:: Dataset items ::
......
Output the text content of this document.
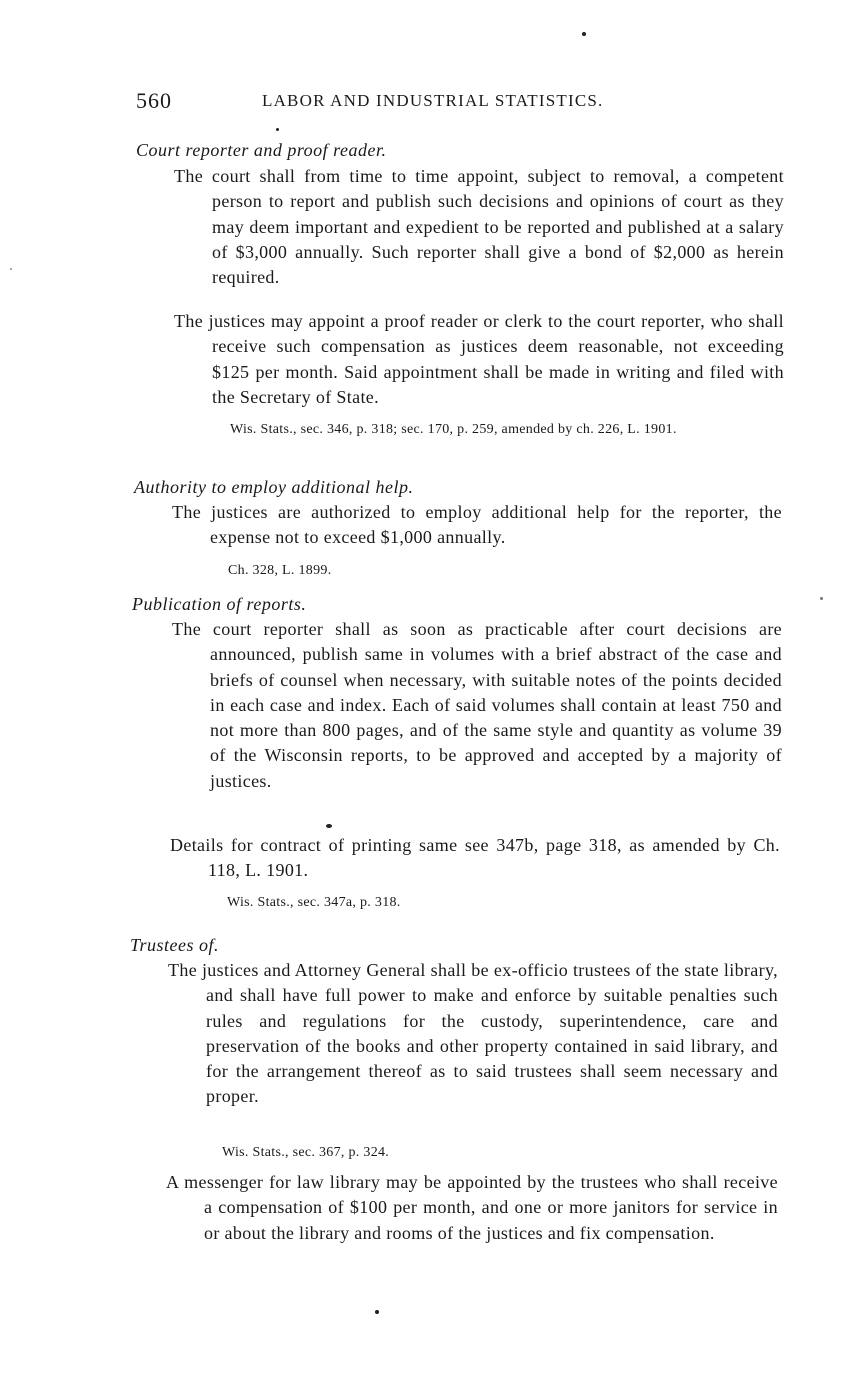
560	LABOR AND INDUSTRIAL STATISTICS.
Court reporter and proof reader.
The court shall from time to time appoint, subject to removal, a competent person to report and publish such decisions and opinions of court as they may deem important and expedient to be reported and published at a salary of $3,000 annually. Such reporter shall give a bond of $2,000 as herein required.
The justices may appoint a proof reader or clerk to the court reporter, who shall receive such compensation as justices deem reasonable, not exceeding $125 per month. Said appointment shall be made in writing and filed with the Secretary of State.
Wis. Stats., sec. 346, p. 318; sec. 170, p. 259, amended by ch. 226, L. 1901.
Authority to employ additional help.
The justices are authorized to employ additional help for the reporter, the expense not to exceed $1,000 annually.
Ch. 328, L. 1899.
Publication of reports.
The court reporter shall as soon as practicable after court decisions are announced, publish same in volumes with a brief abstract of the case and briefs of counsel when necessary, with suitable notes of the points decided in each case and index. Each of said volumes shall contain at least 750 and not more than 800 pages, and of the same style and quantity as volume 39 of the Wisconsin reports, to be approved and accepted by a majority of justices.
Details for contract of printing same see 347b, page 318, as amended by Ch. 118, L. 1901.
Wis. Stats., sec. 347a, p. 318.
Trustees of.
The justices and Attorney General shall be ex-officio trustees of the state library, and shall have full power to make and enforce by suitable penalties such rules and regulations for the custody, superintendence, care and preservation of the books and other property contained in said library, and for the arrangement thereof as to said trustees shall seem necessary and proper.
Wis. Stats., sec. 367, p. 324.
A messenger for law library may be appointed by the trustees who shall receive a compensation of $100 per month, and one or more janitors for service in or about the library and rooms of the justices and fix compensation.
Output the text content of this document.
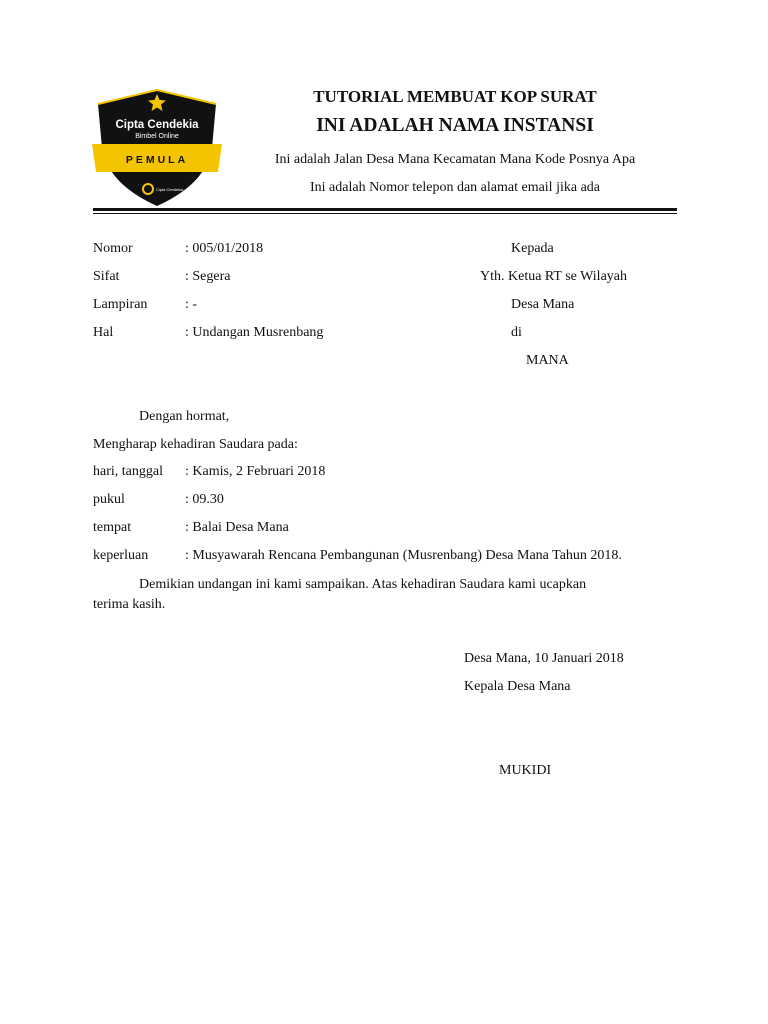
Cipta Cendekia
Bimbel Online
PEMULA
Cipta Cendekia
TUTORIAL MEMBUAT KOP SURAT
INI ADALAH NAMA INSTANSI
Ini adalah Jalan Desa Mana Kecamatan Mana Kode Posnya Apa
Ini adalah Nomor telepon dan alamat email jika ada
Nomor	: 005/01/2018
Sifat	: Segera
Lampiran	: -
Hal	: Undangan Musrenbang
Kepada
Yth. Ketua RT se Wilayah
Desa Mana
di
MANA
Dengan hormat,
Mengharap kehadiran Saudara pada:
hari, tanggal : Kamis, 2 Februari 2018
pukul	: 09.30
tempat	: Balai Desa Mana
keperluan	: Musyawarah Rencana Pembangunan (Musrenbang) Desa Mana Tahun 2018.
Demikian undangan ini kami sampaikan. Atas kehadiran Saudara kami ucapkan
terima kasih.
Desa Mana, 10 Januari 2018
Kepala Desa Mana
MUKIDI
......
:: GOAL ::
Report how many lines in the listing include the word "additional". Give nothing but the count.

:: THE OUTPUT ::
2